AIM:
Without further comment, state how many lines in the listing below contain the word "METRONOME".

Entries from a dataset

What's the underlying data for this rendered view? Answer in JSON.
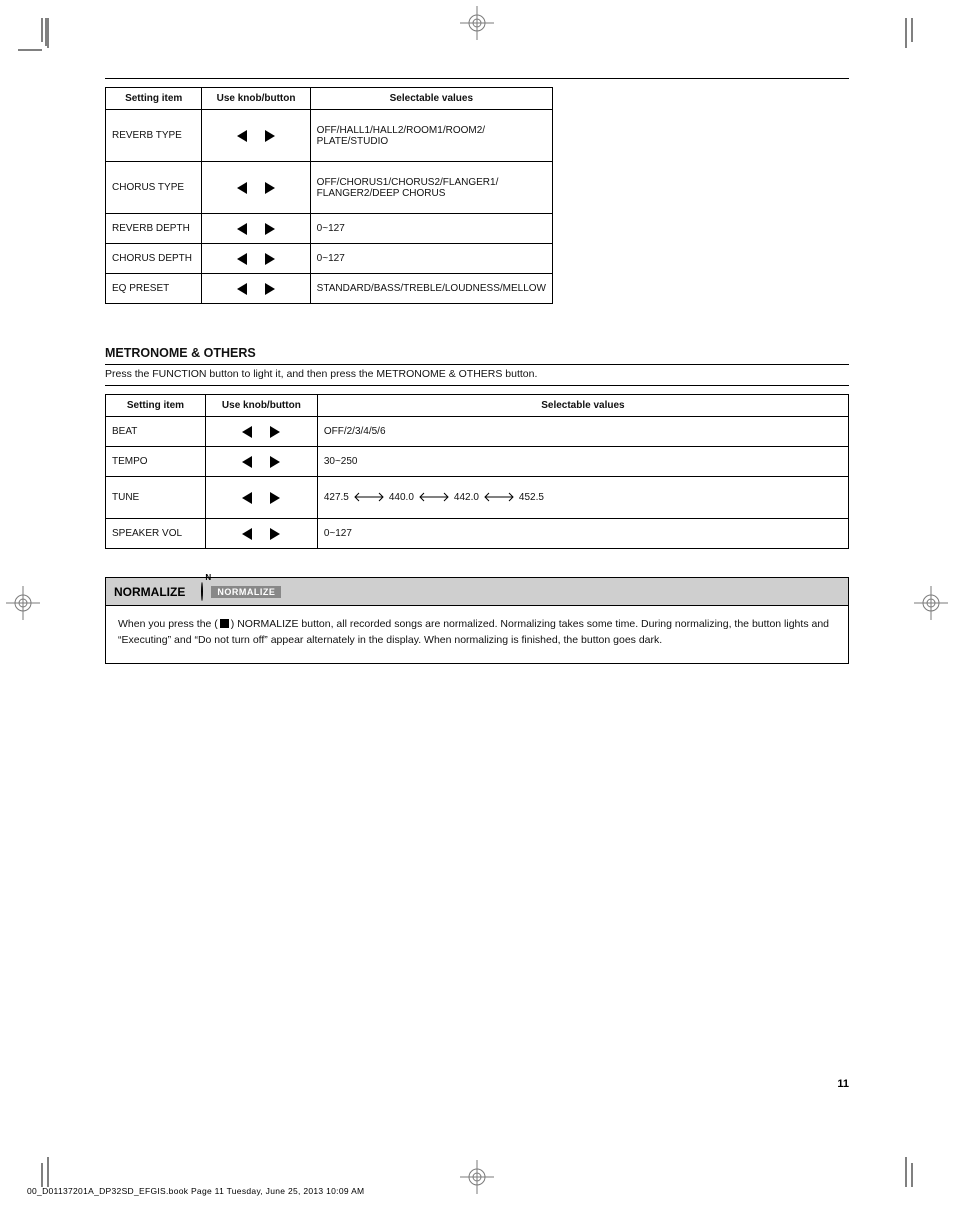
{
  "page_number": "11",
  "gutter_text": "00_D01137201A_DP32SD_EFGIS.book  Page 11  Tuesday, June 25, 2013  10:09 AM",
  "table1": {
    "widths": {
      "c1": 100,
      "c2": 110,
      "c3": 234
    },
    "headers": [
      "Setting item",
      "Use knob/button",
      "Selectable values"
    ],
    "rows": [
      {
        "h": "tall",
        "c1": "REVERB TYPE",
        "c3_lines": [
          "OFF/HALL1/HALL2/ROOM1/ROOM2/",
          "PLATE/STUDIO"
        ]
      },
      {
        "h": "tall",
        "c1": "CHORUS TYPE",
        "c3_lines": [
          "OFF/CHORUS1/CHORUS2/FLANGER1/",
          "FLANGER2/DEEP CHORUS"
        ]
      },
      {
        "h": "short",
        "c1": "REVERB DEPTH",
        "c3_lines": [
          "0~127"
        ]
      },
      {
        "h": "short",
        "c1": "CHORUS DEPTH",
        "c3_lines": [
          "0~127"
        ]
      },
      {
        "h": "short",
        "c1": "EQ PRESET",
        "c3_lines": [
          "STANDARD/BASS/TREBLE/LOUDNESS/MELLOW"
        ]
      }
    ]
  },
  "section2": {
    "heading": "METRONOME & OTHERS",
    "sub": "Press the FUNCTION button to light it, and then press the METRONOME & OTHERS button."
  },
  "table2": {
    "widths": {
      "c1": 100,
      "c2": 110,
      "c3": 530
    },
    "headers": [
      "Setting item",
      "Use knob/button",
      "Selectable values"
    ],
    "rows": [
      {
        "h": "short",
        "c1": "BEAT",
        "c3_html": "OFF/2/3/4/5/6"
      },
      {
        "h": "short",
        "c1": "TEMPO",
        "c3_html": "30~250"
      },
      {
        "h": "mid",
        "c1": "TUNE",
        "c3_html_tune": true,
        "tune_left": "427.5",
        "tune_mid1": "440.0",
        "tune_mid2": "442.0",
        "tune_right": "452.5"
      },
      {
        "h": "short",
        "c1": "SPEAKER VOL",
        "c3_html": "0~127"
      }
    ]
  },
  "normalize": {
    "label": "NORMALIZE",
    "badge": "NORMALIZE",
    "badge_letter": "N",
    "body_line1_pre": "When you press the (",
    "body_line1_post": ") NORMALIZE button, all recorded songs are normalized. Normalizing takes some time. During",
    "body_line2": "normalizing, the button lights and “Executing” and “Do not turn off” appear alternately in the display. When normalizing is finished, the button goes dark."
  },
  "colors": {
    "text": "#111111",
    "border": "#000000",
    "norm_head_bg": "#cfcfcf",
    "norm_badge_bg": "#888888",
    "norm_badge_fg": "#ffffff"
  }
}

--

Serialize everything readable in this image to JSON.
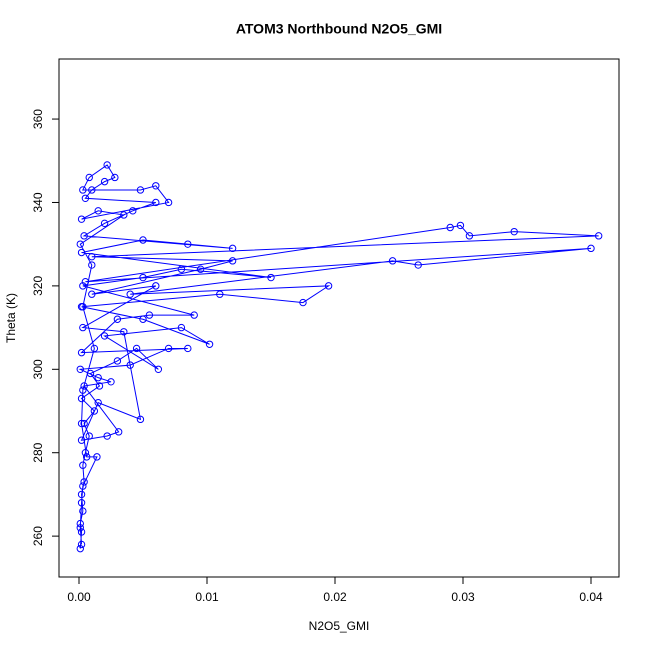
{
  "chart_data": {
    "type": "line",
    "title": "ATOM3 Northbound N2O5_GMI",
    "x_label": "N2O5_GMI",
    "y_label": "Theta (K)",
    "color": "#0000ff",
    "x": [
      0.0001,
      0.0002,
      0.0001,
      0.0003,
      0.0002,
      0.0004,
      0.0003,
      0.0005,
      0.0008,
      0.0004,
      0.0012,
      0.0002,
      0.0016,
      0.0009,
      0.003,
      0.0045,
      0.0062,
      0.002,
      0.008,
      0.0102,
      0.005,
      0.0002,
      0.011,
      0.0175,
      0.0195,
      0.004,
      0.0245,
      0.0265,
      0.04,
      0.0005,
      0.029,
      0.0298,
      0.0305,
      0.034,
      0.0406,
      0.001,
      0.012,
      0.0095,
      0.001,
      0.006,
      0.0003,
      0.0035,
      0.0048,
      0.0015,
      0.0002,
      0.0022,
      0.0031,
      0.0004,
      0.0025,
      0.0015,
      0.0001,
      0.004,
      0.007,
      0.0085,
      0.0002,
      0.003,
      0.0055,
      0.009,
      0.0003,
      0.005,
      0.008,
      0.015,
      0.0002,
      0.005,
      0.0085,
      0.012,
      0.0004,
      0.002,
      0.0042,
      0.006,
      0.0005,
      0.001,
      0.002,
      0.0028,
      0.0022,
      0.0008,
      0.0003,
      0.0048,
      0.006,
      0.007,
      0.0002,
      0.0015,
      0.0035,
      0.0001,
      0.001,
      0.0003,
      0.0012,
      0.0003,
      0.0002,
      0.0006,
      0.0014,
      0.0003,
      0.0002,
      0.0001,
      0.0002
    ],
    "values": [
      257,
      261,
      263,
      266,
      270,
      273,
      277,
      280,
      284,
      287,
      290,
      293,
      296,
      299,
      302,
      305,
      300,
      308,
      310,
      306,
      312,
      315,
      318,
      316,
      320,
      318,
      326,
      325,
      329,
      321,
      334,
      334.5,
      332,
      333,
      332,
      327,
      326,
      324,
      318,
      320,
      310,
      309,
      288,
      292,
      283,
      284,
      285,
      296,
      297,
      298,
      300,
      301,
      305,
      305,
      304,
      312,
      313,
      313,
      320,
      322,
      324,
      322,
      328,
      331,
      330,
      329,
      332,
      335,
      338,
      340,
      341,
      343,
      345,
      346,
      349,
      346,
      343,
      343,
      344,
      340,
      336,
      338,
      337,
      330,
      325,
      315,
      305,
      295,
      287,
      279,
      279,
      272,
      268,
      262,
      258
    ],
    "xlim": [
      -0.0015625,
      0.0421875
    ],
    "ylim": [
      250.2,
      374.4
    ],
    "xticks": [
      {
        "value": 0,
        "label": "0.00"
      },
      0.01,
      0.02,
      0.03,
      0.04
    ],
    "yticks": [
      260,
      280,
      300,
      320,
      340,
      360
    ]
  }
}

* * *

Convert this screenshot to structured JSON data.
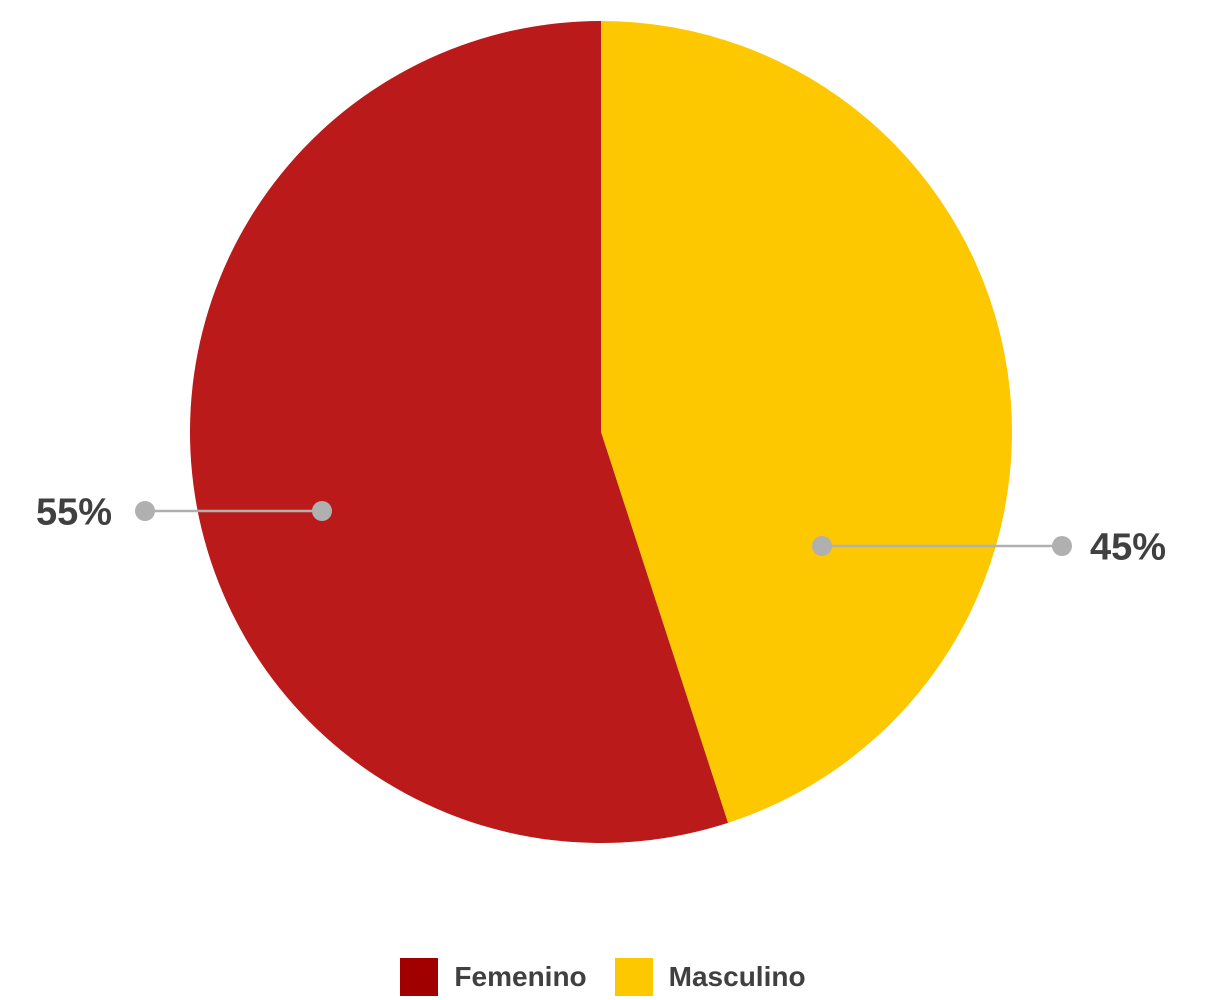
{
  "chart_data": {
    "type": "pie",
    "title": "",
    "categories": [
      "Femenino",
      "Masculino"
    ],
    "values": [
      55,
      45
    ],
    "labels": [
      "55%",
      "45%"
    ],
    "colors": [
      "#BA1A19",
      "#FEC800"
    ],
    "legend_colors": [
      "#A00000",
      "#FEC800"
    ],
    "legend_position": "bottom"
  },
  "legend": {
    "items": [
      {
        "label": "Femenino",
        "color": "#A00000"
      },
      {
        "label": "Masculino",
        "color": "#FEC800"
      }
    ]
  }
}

OUTPUT:
2